To do
a - Answer these from the SQL top-5 grouping article, one answer per line, marked the same way:
(i) In the opening paragraph, which buyers are placed in the "Other" group?
(ii) What data type does the CREATE TABLE statement give the date column?
(iii) According to the closing sentence, which buyers make up the top 5?
b - Write the next part of the SQL top-5 grouping article, starting after its last sentence.

Document text
SQL: Group by Top 5
Let’s say we want to aggregate some data to make a trending bar chart of orders made in the last month on the daily basis. Along with that, show the top 5 most spent buyers, i.e. group by the top 5 buyers, with top 6 onward are considered the “Other” group.
Data Seeding
CREATE TABLE orders
(
id BIGINT NOT NULL PRIMARY KEY,
email VARCHAR(255) NOT NULL,
amount BIGINT NOT NULL,
date TIMESTAMP NOT NULL
);
INSERT INTO orders (id, email, amount, date)
VALUES (1, 'email1@example.com', 1000, '2023-01-01T00:00:00Z'),
(2, 'email2@example.com', 2000, '2023-01-02T00:00:00Z'),
(3, 'email3@example.com', 3000, '2023-01-03T00:00:00Z'),
(4, 'email4@example.com', 3000, '2023-01-04T00:00:00Z'),
(5, 'email5@example.com', 3000, '2023-01-05T00:00:00Z'),
(6, 'email6@example.com', 3000, '2023-01-06T00:00:00Z'),
(7, 'email7@example.com', 3000, '2023-01-07T00:00:00Z'),
(8, 'email8@example.com', 3000, '2023-01-08T00:00:00Z'),
(9, 'email9@example.com', 1000, '2023-01-09T00:00:00Z'),
-- 3 orders of "Other" group
(10, 'email10@example.com', 20, '2023-01-10T00:00:00Z'),
(11, 'email11@example.com', 20, '2023-01-10T00:00:00Z'),
(12, 'email12@example.com', 20, '2023-01-10T00:00:00Z'),
-- 5 extra orders to make Top 5
(13, 'email1@example.com', 300, '2023-01-05T00:00:00Z'),
(14, 'email2@example.com', 300, '2023-01-06T00:00:00Z'),
(15, 'email3@example.com', 300, '2023-01-07T00:00:00Z'),
(16, 'email4@example.com', 300, '2023-01-08T00:00:00Z'),
(17, 'email5@example.com', 300, '2023-01-09T00:00:00Z');
From the seeding data, we can see that the top 5 is from email1@example to email5@example. And the Other group has 3 orders on a specific day.

Recorded information
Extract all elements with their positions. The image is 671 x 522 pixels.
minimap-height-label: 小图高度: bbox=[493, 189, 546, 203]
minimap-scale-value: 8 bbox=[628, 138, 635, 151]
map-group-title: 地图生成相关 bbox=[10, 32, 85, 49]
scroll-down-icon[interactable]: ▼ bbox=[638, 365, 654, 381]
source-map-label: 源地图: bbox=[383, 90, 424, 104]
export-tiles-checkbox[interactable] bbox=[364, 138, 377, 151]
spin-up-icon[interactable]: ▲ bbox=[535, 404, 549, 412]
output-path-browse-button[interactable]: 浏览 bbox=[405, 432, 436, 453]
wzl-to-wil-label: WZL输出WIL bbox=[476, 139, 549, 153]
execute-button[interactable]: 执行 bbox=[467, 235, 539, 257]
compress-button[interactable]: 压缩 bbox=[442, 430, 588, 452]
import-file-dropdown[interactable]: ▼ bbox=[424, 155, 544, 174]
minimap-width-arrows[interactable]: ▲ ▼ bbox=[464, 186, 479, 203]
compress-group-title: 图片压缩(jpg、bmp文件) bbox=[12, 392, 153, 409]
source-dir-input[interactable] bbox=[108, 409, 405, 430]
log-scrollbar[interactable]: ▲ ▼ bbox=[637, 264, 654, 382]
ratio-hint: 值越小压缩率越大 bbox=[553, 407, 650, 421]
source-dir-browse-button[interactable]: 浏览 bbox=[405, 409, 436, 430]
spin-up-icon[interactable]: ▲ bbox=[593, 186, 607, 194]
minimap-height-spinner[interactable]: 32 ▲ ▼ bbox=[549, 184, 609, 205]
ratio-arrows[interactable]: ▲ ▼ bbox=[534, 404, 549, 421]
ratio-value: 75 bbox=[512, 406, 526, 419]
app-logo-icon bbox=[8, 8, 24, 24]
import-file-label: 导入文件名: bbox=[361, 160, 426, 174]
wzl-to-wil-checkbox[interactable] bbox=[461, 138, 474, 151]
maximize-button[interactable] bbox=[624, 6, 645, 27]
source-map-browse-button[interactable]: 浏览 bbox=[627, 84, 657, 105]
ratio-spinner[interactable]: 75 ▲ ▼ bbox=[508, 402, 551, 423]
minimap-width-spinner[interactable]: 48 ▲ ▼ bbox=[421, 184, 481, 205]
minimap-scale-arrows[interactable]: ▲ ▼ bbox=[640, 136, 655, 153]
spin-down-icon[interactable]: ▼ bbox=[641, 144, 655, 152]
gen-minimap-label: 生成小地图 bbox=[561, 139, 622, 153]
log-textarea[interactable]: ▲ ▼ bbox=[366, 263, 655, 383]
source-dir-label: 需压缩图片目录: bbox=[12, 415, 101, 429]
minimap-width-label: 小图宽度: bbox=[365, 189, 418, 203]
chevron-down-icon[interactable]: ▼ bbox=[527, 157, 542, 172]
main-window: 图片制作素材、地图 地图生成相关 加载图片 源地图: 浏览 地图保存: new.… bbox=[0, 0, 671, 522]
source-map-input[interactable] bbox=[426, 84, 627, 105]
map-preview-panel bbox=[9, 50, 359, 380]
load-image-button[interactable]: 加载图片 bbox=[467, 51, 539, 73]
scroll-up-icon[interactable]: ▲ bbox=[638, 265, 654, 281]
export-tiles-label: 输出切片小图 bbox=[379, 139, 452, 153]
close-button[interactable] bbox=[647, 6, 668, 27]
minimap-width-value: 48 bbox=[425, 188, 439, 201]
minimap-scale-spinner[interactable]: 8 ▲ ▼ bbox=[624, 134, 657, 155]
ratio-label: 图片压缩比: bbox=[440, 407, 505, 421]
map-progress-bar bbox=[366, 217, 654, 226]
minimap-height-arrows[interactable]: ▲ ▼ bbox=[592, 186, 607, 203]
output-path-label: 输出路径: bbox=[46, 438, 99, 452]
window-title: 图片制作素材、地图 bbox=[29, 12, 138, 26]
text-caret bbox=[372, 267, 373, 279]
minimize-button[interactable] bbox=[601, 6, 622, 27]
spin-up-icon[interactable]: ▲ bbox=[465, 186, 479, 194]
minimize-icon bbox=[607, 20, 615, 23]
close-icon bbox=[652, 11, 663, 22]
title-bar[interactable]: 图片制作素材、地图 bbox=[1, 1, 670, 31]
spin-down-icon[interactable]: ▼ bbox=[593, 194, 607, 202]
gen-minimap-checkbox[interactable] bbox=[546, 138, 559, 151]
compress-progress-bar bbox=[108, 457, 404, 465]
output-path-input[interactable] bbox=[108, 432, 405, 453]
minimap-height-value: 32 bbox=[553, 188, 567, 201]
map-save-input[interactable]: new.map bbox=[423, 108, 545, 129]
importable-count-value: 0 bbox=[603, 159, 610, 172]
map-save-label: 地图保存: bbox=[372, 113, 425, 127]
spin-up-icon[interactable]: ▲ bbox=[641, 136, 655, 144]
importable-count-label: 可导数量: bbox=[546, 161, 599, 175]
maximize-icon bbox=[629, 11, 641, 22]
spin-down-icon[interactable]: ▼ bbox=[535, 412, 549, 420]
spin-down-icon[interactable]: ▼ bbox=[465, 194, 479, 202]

Numbered answers
a -
(i) Buyers ranked sixth onward ("top 6 onward").
(ii) TIMESTAMP (declared NOT NULL).
(iii) email1@example to email5@example.

b -
Query Steps
-
Find the Top 5 using the
ROW_NUMBER()
query, then join back with the original Orders table to change the email column: Top 5 emails stay as it is. Top 6 onward change to “Other” -
Init the date buckets to join with grouped orders to count the orders by date.
And the final query is:
WITH buckets AS (SELECT '2023-01-01T00:00:00Z'::TIMESTAMP as date
UNION
SELECT '2023-01-02T00:00:00Z'::TIMESTAMP
UNION
SELECT '2023-01-03T00:00:00Z'::TIMESTAMP
UNION
SELECT '2023-01-04T00:00:00Z'::TIMESTAMP
UNION
SELECT '2023-01-05T00:00:00Z'::TIMESTAMP
UNION
SELECT '2023-01-06T00:00:00Z'::TIMESTAMP
UNION
SELECT '2023-01-07T00:00:00Z'::TIMESTAMP
UNION
SELECT '2023-01-08T00:00:00Z'::TIMESTAMP
UNION
SELECT '2023-01-09T00:00:00Z'::TIMESTAMP
UNION
SELECT '2023-01-10T00:00:00Z'::TIMESTAMP),
ranks AS (SELECT email AS email,
ROW_NUMBER() OVER (ORDER BY COUNT(id) DESC) AS email_rank
FROM orders
GROUP BY email),
groups AS (SELECT id,
CASE WHEN r.email_rank <= 5 THEN o.email ELSE 'Other' END AS email,
date
FROM orders o
LEFT JOIN ranks r ON o.email = r.email)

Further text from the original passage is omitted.